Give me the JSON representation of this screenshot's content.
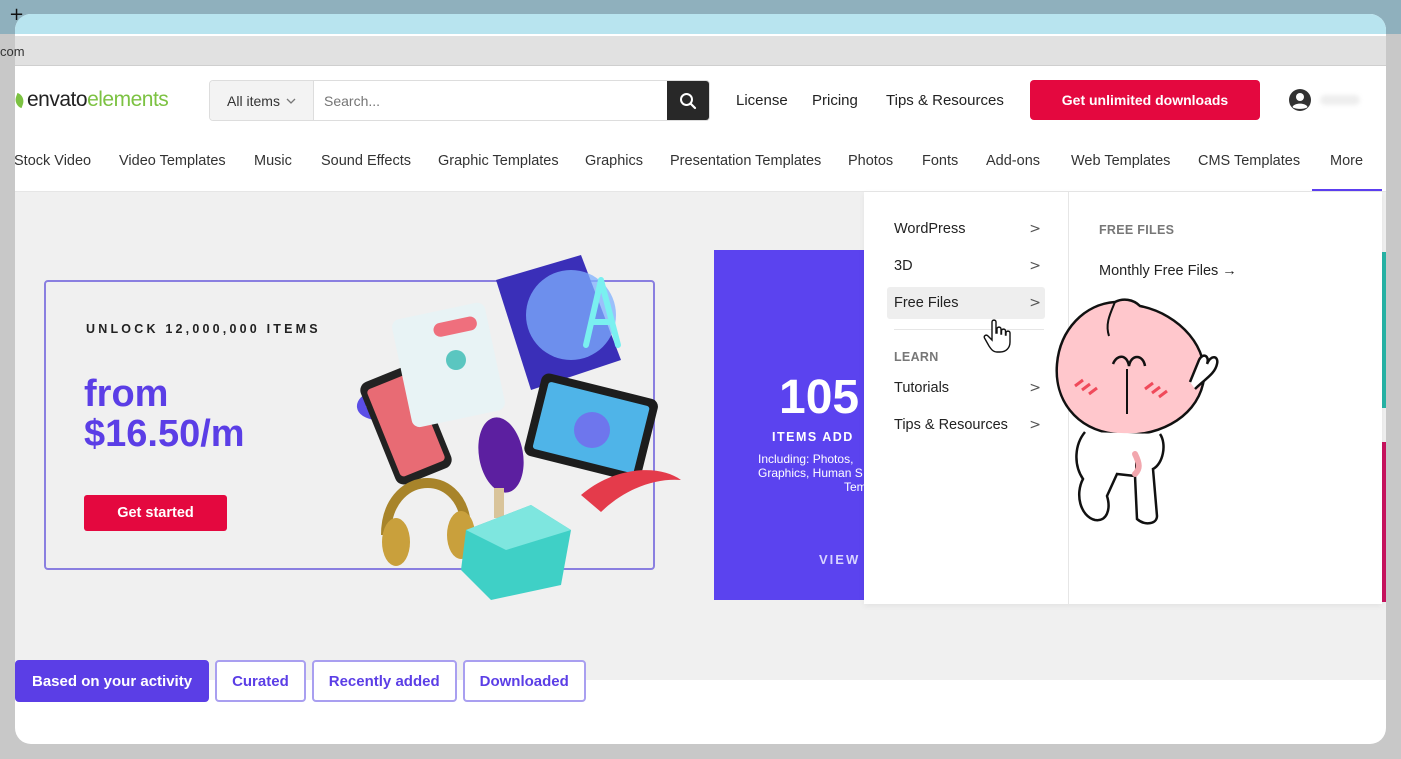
{
  "browser": {
    "new_tab": "+",
    "address_fragment": "com"
  },
  "header": {
    "logo": {
      "part1": "envato",
      "part2": "elements"
    },
    "search": {
      "category": "All items",
      "placeholder": "Search..."
    },
    "nav": [
      {
        "label": "License"
      },
      {
        "label": "Pricing"
      },
      {
        "label": "Tips & Resources"
      }
    ],
    "cta": "Get unlimited downloads"
  },
  "categories": [
    "Stock Video",
    "Video Templates",
    "Music",
    "Sound Effects",
    "Graphic Templates",
    "Graphics",
    "Presentation Templates",
    "Photos",
    "Fonts",
    "Add-ons",
    "Web Templates",
    "CMS Templates",
    "More"
  ],
  "hero": {
    "eyebrow": "UNLOCK 12,000,000 ITEMS",
    "price_line1": "from",
    "price_line2": "$16.50/m",
    "button": "Get started"
  },
  "promo": {
    "number": "105",
    "items": "ITEMS ADD",
    "including_line1": "Including: Photos,",
    "including_line2": "Graphics, Human S",
    "including_line3": "Tem",
    "view": "VIEW"
  },
  "dropdown": {
    "items": [
      {
        "label": "WordPress",
        "chevron": ">"
      },
      {
        "label": "3D",
        "chevron": ">"
      },
      {
        "label": "Free Files",
        "chevron": ">"
      }
    ],
    "learn_heading": "LEARN",
    "learn_items": [
      {
        "label": "Tutorials",
        "chevron": ">"
      },
      {
        "label": "Tips & Resources",
        "chevron": ">"
      }
    ],
    "free_files_heading": "FREE FILES",
    "free_files_link": "Monthly Free Files →"
  },
  "tabs": [
    {
      "label": "Based on your activity"
    },
    {
      "label": "Curated"
    },
    {
      "label": "Recently added"
    },
    {
      "label": "Downloaded"
    }
  ],
  "colors": {
    "brand_green": "#7cc242",
    "cta_red": "#e4083f",
    "accent_purple": "#5b3ee6"
  }
}
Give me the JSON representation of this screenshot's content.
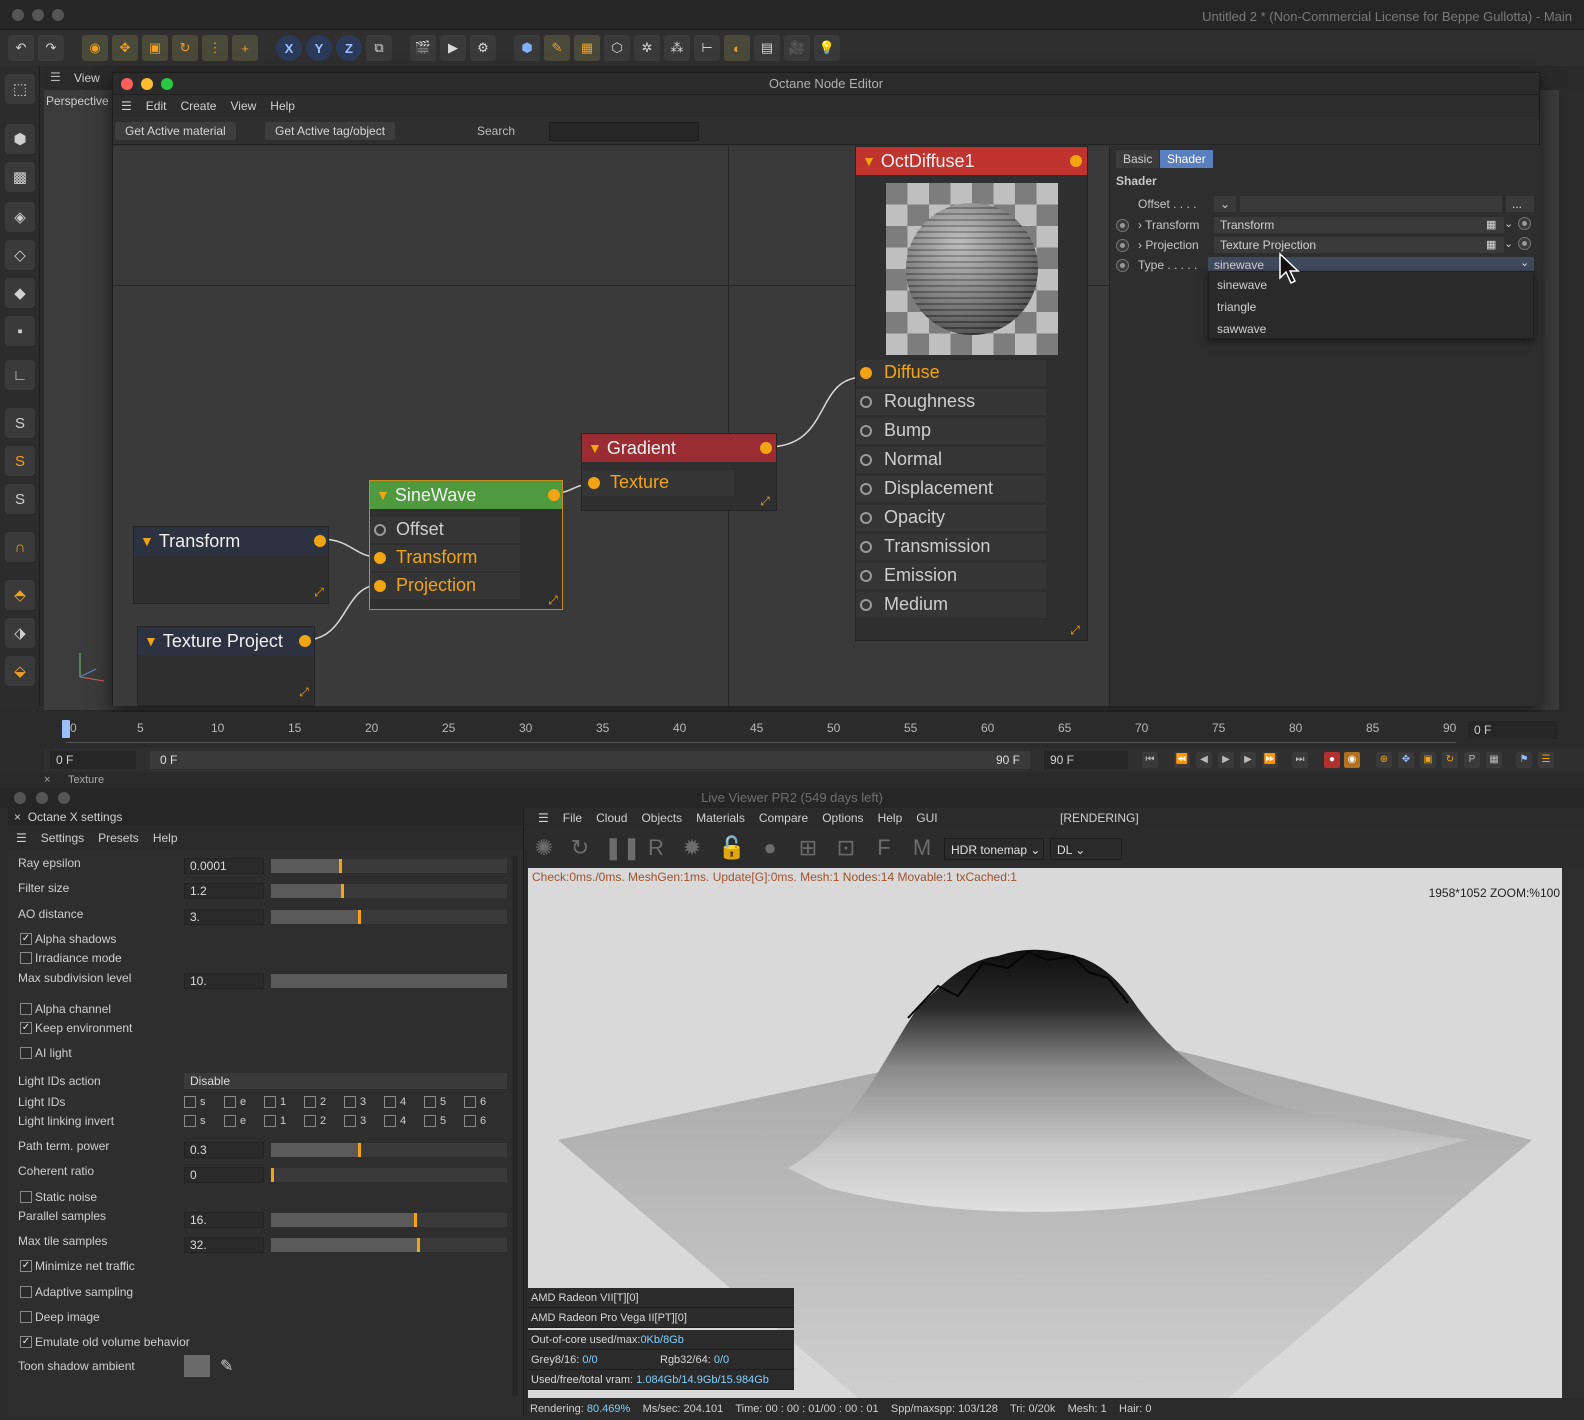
{
  "app": {
    "title": "Untitled 2 * (Non-Commercial License for Beppe Gullotta) - Main"
  },
  "viewport": {
    "menu_view": "View",
    "camera": "Perspective"
  },
  "node_editor": {
    "title": "Octane Node Editor",
    "menu": [
      "Edit",
      "Create",
      "View",
      "Help"
    ],
    "buttons": {
      "get_active_material": "Get Active material",
      "get_active_tag": "Get Active tag/object"
    },
    "search_label": "Search",
    "search_value": "",
    "nodes": {
      "transform": {
        "title": "Transform"
      },
      "texture_projection": {
        "title": "Texture Project"
      },
      "sinewave": {
        "title": "SineWave",
        "ports": [
          "Offset",
          "Transform",
          "Projection"
        ]
      },
      "gradient": {
        "title": "Gradient",
        "ports": [
          "Texture"
        ]
      },
      "octdiffuse": {
        "title": "OctDiffuse1",
        "ports": [
          "Diffuse",
          "Roughness",
          "Bump",
          "Normal",
          "Displacement",
          "Opacity",
          "Transmission",
          "Emission",
          "Medium"
        ]
      }
    },
    "inspector": {
      "tabs": [
        "Basic",
        "Shader"
      ],
      "section": "Shader",
      "offset_label": "Offset . . . .",
      "offset_more": "...",
      "transform_label": "Transform",
      "transform_value": "Transform",
      "projection_label": "Projection",
      "projection_value": "Texture Projection",
      "type_label": "Type . . . . .",
      "type_value": "sinewave",
      "type_options": [
        "sinewave",
        "triangle",
        "sawwave"
      ]
    },
    "colors": {
      "orange": "#f2a413",
      "diffuse_header": "#c0342f",
      "gradient_header": "#9a2d33",
      "sinewave_header": "#4f9a3e",
      "dark_header": "#2d3240"
    }
  },
  "timeline": {
    "ticks": [
      "0",
      "5",
      "10",
      "15",
      "20",
      "25",
      "30",
      "35",
      "40",
      "45",
      "50",
      "55",
      "60",
      "65",
      "70",
      "75",
      "80",
      "85",
      "90"
    ],
    "current_frame": "0 F",
    "start_field": "0 F",
    "range_start": "0 F",
    "range_end": "90 F",
    "end_field": "90 F"
  },
  "lower_tab": "Texture",
  "octane_settings": {
    "title": "Octane X settings",
    "menu": [
      "Settings",
      "Presets",
      "Help"
    ],
    "ray_epsilon": {
      "label": "Ray epsilon",
      "value": "0.0001",
      "fill": 0.3
    },
    "filter_size": {
      "label": "Filter size",
      "value": "1.2",
      "fill": 0.31
    },
    "ao_distance": {
      "label": "AO distance",
      "value": "3.",
      "fill": 0.38
    },
    "alpha_shadows": {
      "label": "Alpha shadows",
      "checked": true
    },
    "irradiance_mode": {
      "label": "Irradiance mode",
      "checked": false
    },
    "max_subdivision": {
      "label": "Max subdivision level",
      "value": "10.",
      "fill": 1.0
    },
    "alpha_channel": {
      "label": "Alpha channel",
      "checked": false
    },
    "keep_environment": {
      "label": "Keep environment",
      "checked": true
    },
    "ai_light": {
      "label": "AI light",
      "checked": false
    },
    "light_ids_action": {
      "label": "Light IDs action",
      "value": "Disable"
    },
    "light_ids": {
      "label": "Light IDs",
      "items": [
        "s",
        "e",
        "1",
        "2",
        "3",
        "4",
        "5",
        "6"
      ]
    },
    "light_linking_invert": {
      "label": "Light linking invert",
      "items": [
        "s",
        "e",
        "1",
        "2",
        "3",
        "4",
        "5",
        "6"
      ]
    },
    "path_term_power": {
      "label": "Path term. power",
      "value": "0.3",
      "fill": 0.38
    },
    "coherent_ratio": {
      "label": "Coherent ratio",
      "value": "0",
      "fill": 0.0
    },
    "static_noise": {
      "label": "Static noise",
      "checked": false
    },
    "parallel_samples": {
      "label": "Parallel samples",
      "value": "16.",
      "fill": 0.62
    },
    "max_tile_samples": {
      "label": "Max tile samples",
      "value": "32.",
      "fill": 0.63
    },
    "minimize_net_traffic": {
      "label": "Minimize net traffic",
      "checked": true
    },
    "adaptive_sampling": {
      "label": "Adaptive sampling",
      "checked": false
    },
    "deep_image": {
      "label": "Deep image",
      "checked": false
    },
    "emulate_old_volume": {
      "label": "Emulate old volume behavior",
      "checked": true
    },
    "toon_shadow_ambient": {
      "label": "Toon shadow ambient"
    }
  },
  "live_viewer": {
    "title": "Live Viewer PR2 (549 days left)",
    "menu": [
      "File",
      "Cloud",
      "Objects",
      "Materials",
      "Compare",
      "Options",
      "Help",
      "GUI"
    ],
    "status": "[RENDERING]",
    "tonemap": "HDR tonemap",
    "mode": "DL",
    "stats_line": "Check:0ms./0ms. MeshGen:1ms. Update[G]:0ms. Mesh:1 Nodes:14 Movable:1 txCached:1",
    "zoom": "1958*1052 ZOOM:%100",
    "gpu1": "AMD Radeon VII[T][0]",
    "gpu2": "AMD Radeon Pro Vega II[PT][0]",
    "out_of_core_label": "Out-of-core used/max:",
    "out_of_core_value": "0Kb/8Gb",
    "grey_label": "Grey8/16:",
    "grey_value": "0/0",
    "rgb_label": "Rgb32/64:",
    "rgb_value": "0/0",
    "vram_label": "Used/free/total vram:",
    "vram_value": "1.084Gb/14.9Gb/15.984Gb",
    "bottom": {
      "rendering_label": "Rendering:",
      "rendering_value": "80.469%",
      "mssec_label": "Ms/sec:",
      "mssec_value": "204.101",
      "time_label": "Time:",
      "time_value": "00 : 00 : 01/00 : 00 : 01",
      "spp_label": "Spp/maxspp:",
      "spp_value": "103/128",
      "tri_label": "Tri:",
      "tri_value": "0/20k",
      "mesh_label": "Mesh:",
      "mesh_value": "1",
      "hair_label": "Hair:",
      "hair_value": "0"
    }
  }
}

## [The request]
Return every line in the listing that contains the word "Radeon".

## [Output for this task]
    "gpu1": "AMD Radeon VII[T][0]",
    "gpu2": "AMD Radeon Pro Vega II[PT][0]",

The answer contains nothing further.